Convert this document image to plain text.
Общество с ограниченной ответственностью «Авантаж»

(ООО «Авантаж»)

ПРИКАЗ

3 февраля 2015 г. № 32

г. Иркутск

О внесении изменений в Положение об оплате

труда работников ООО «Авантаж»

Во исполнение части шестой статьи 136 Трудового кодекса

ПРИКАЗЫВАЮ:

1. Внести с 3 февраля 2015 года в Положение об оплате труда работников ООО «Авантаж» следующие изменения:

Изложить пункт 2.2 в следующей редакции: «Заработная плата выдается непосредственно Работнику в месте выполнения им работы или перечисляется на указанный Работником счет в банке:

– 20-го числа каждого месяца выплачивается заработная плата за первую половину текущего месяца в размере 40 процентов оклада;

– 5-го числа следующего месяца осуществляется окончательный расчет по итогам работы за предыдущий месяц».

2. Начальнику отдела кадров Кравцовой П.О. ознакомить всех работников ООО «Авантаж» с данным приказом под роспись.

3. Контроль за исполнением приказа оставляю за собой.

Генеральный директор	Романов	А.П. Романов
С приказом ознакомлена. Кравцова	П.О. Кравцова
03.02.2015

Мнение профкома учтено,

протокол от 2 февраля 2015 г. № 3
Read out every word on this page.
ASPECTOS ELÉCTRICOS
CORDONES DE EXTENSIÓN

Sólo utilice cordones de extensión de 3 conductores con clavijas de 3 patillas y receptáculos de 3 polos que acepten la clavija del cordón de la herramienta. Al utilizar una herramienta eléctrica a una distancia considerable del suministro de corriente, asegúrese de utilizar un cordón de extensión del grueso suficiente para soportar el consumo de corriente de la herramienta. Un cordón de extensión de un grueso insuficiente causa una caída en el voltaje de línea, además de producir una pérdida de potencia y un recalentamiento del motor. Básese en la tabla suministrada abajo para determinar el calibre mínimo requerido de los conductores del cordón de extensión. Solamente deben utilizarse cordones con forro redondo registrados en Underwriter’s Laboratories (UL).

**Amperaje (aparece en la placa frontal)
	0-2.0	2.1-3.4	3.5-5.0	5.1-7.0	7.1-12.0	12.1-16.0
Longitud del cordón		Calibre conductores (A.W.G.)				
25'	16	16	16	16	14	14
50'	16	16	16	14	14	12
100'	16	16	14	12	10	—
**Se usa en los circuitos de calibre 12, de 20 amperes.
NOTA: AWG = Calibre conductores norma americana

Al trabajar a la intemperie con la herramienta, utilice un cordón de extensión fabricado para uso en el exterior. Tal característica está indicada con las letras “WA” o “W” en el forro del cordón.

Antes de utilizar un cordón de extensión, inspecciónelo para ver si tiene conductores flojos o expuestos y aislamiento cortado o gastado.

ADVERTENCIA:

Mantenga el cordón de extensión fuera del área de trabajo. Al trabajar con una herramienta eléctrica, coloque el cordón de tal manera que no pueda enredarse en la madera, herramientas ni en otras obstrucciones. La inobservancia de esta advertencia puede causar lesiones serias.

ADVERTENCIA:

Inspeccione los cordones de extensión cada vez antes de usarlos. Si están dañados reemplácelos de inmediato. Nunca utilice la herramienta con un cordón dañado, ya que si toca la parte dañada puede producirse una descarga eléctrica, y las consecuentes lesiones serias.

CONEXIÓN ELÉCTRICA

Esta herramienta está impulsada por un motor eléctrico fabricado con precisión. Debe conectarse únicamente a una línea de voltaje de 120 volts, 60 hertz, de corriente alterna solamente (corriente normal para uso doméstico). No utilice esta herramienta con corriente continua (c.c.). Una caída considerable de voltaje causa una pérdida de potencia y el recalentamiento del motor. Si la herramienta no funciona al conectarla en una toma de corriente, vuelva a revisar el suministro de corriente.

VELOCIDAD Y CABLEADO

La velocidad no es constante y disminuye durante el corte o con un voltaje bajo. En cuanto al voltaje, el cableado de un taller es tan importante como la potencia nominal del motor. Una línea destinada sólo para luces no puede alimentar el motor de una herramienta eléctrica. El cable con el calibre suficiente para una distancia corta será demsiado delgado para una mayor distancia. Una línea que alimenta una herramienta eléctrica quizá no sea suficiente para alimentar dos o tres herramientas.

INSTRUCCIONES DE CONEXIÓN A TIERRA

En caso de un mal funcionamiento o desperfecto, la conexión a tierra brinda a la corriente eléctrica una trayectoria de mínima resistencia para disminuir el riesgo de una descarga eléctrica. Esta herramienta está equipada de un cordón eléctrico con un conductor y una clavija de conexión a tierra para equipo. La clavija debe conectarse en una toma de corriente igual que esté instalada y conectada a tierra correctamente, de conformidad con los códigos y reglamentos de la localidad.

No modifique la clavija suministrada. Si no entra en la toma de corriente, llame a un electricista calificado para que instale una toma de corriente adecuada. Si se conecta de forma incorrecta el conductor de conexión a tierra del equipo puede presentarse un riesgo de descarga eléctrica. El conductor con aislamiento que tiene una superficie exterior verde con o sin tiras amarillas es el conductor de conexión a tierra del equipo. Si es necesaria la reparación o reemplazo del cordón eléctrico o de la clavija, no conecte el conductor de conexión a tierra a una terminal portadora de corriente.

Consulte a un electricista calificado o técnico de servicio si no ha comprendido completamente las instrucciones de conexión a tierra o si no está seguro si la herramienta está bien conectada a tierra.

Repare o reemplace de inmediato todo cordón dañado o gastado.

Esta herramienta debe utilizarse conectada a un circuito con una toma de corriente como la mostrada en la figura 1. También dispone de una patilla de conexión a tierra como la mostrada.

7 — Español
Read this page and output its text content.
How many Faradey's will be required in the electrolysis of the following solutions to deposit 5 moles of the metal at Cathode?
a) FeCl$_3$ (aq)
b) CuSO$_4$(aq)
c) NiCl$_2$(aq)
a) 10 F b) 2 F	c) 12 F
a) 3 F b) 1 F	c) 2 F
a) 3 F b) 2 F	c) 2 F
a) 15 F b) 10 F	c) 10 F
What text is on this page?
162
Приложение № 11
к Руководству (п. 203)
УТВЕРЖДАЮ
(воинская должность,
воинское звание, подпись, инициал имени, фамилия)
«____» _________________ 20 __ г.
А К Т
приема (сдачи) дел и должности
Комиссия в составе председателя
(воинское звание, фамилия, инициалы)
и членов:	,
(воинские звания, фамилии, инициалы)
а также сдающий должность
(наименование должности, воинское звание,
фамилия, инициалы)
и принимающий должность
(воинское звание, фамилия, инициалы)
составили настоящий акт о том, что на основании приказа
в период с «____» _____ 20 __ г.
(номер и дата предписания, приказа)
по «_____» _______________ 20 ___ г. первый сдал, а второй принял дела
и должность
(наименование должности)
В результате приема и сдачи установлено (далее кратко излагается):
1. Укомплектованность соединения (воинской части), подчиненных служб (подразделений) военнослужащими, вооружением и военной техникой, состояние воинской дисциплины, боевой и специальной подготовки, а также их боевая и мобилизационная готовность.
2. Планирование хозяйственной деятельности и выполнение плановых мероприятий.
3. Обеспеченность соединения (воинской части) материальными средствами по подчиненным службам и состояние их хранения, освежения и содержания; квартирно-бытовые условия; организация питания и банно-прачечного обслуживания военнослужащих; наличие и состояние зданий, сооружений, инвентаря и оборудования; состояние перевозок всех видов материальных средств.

Problem details:
Reproduce every record above exactly as it appears.

Task result:
Convert this document image to plain text.
Общество с ограниченной ответственностью «Авантаж»

(ООО «Авантаж»)

ПРИКАЗ

3 февраля 2015 г. № 32

г. Иркутск

О внесении изменений в Положение об оплате

труда работников ООО «Авантаж»

Во исполнение части шестой статьи 136 Трудового кодекса

ПРИКАЗЫВАЮ:

1. Внести с 3 февраля 2015 года в Положение об оплате труда работников ООО «Авантаж» следующие изменения:

Изложить пункт 2.2 в следующей редакции: «Заработная плата выдается непосредственно Работнику в месте выполнения им работы или перечисляется на указанный Работником счет в банке:

– 20-го числа каждого месяца выплачивается заработная плата за первую половину текущего месяца в размере 40 процентов оклада;

– 5-го числа следующего месяца осуществляется окончательный расчет по итогам работы за предыдущий месяц».

2. Начальнику отдела кадров Кравцовой П.О. ознакомить всех работников ООО «Авантаж» с данным приказом под роспись.

3. Контроль за исполнением приказа оставляю за собой.

Генеральный директор	Романов	А.П. Романов
С приказом ознакомлена. Кравцова	П.О. Кравцова
03.02.2015

Мнение профкома учтено,

протокол от 2 февраля 2015 г. № 3
Read out every word on this page.
ASPECTOS ELÉCTRICOS
CORDONES DE EXTENSIÓN

Sólo utilice cordones de extensión de 3 conductores con clavijas de 3 patillas y receptáculos de 3 polos que acepten la clavija del cordón de la herramienta. Al utilizar una herramienta eléctrica a una distancia considerable del suministro de corriente, asegúrese de utilizar un cordón de extensión del grueso suficiente para soportar el consumo de corriente de la herramienta. Un cordón de extensión de un grueso insuficiente causa una caída en el voltaje de línea, además de producir una pérdida de potencia y un recalentamiento del motor. Básese en la tabla suministrada abajo para determinar el calibre mínimo requerido de los conductores del cordón de extensión. Solamente deben utilizarse cordones con forro redondo registrados en Underwriter’s Laboratories (UL).

**Amperaje (aparece en la placa frontal)
	0-2.0	2.1-3.4	3.5-5.0	5.1-7.0	7.1-12.0	12.1-16.0
Longitud del cordón		Calibre conductores (A.W.G.)				
25'	16	16	16	16	14	14
50'	16	16	16	14	14	12
100'	16	16	14	12	10	—
**Se usa en los circuitos de calibre 12, de 20 amperes.
NOTA: AWG = Calibre conductores norma americana

Al trabajar a la intemperie con la herramienta, utilice un cordón de extensión fabricado para uso en el exterior. Tal característica está indicada con las letras “WA” o “W” en el forro del cordón.

Antes de utilizar un cordón de extensión, inspecciónelo para ver si tiene conductores flojos o expuestos y aislamiento cortado o gastado.

ADVERTENCIA:

Mantenga el cordón de extensión fuera del área de trabajo. Al trabajar con una herramienta eléctrica, coloque el cordón de tal manera que no pueda enredarse en la madera, herramientas ni en otras obstrucciones. La inobservancia de esta advertencia puede causar lesiones serias.

ADVERTENCIA:

Inspeccione los cordones de extensión cada vez antes de usarlos. Si están dañados reemplácelos de inmediato. Nunca utilice la herramienta con un cordón dañado, ya que si toca la parte dañada puede producirse una descarga eléctrica, y las consecuentes lesiones serias.

CONEXIÓN ELÉCTRICA

Esta herramienta está impulsada por un motor eléctrico fabricado con precisión. Debe conectarse únicamente a una línea de voltaje de 120 volts, 60 hertz, de corriente alterna solamente (corriente normal para uso doméstico). No utilice esta herramienta con corriente continua (c.c.). Una caída considerable de voltaje causa una pérdida de potencia y el recalentamiento del motor. Si la herramienta no funciona al conectarla en una toma de corriente, vuelva a revisar el suministro de corriente.

VELOCIDAD Y CABLEADO

La velocidad no es constante y disminuye durante el corte o con un voltaje bajo. En cuanto al voltaje, el cableado de un taller es tan importante como la potencia nominal del motor. Una línea destinada sólo para luces no puede alimentar el motor de una herramienta eléctrica. El cable con el calibre suficiente para una distancia corta será demsiado delgado para una mayor distancia. Una línea que alimenta una herramienta eléctrica quizá no sea suficiente para alimentar dos o tres herramientas.

INSTRUCCIONES DE CONEXIÓN A TIERRA

En caso de un mal funcionamiento o desperfecto, la conexión a tierra brinda a la corriente eléctrica una trayectoria de mínima resistencia para disminuir el riesgo de una descarga eléctrica. Esta herramienta está equipada de un cordón eléctrico con un conductor y una clavija de conexión a tierra para equipo. La clavija debe conectarse en una toma de corriente igual que esté instalada y conectada a tierra correctamente, de conformidad con los códigos y reglamentos de la localidad.

No modifique la clavija suministrada. Si no entra en la toma de corriente, llame a un electricista calificado para que instale una toma de corriente adecuada. Si se conecta de forma incorrecta el conductor de conexión a tierra del equipo puede presentarse un riesgo de descarga eléctrica. El conductor con aislamiento que tiene una superficie exterior verde con o sin tiras amarillas es el conductor de conexión a tierra del equipo. Si es necesaria la reparación o reemplazo del cordón eléctrico o de la clavija, no conecte el conductor de conexión a tierra a una terminal portadora de corriente.

Consulte a un electricista calificado o técnico de servicio si no ha comprendido completamente las instrucciones de conexión a tierra o si no está seguro si la herramienta está bien conectada a tierra.

Repare o reemplace de inmediato todo cordón dañado o gastado.

Esta herramienta debe utilizarse conectada a un circuito con una toma de corriente como la mostrada en la figura 1. También dispone de una patilla de conexión a tierra como la mostrada.

7 — Español
Read this page and output its text content.
How many Faradey's will be required in the electrolysis of the following solutions to deposit 5 moles of the metal at Cathode?
a) FeCl$_3$ (aq)
b) CuSO$_4$(aq)
c) NiCl$_2$(aq)
a) 10 F b) 2 F	c) 12 F
a) 3 F b) 1 F	c) 2 F
a) 3 F b) 2 F	c) 2 F
a) 15 F b) 10 F	c) 10 F
What text is on this page?
162
Приложение № 11
к Руководству (п. 203)
УТВЕРЖДАЮ
(воинская должность,
воинское звание, подпись, инициал имени, фамилия)
«____» _________________ 20 __ г.
А К Т
приема (сдачи) дел и должности
Комиссия в составе председателя
(воинское звание, фамилия, инициалы)
и членов:	,
(воинские звания, фамилии, инициалы)
а также сдающий должность
(наименование должности, воинское звание,
фамилия, инициалы)
и принимающий должность
(воинское звание, фамилия, инициалы)
составили настоящий акт о том, что на основании приказа
в период с «____» _____ 20 __ г.
(номер и дата предписания, приказа)
по «_____» _______________ 20 ___ г. первый сдал, а второй принял дела
и должность
(наименование должности)
В результате приема и сдачи установлено (далее кратко излагается):
1. Укомплектованность соединения (воинской части), подчиненных служб (подразделений) военнослужащими, вооружением и военной техникой, состояние воинской дисциплины, боевой и специальной подготовки, а также их боевая и мобилизационная готовность.
2. Планирование хозяйственной деятельности и выполнение плановых мероприятий.
3. Обеспеченность соединения (воинской части) материальными средствами по подчиненным службам и состояние их хранения, освежения и содержания; квартирно-бытовые условия; организация питания и банно-прачечного обслуживания военнослужащих; наличие и состояние зданий, сооружений, инвентаря и оборудования; состояние перевозок всех видов материальных средств.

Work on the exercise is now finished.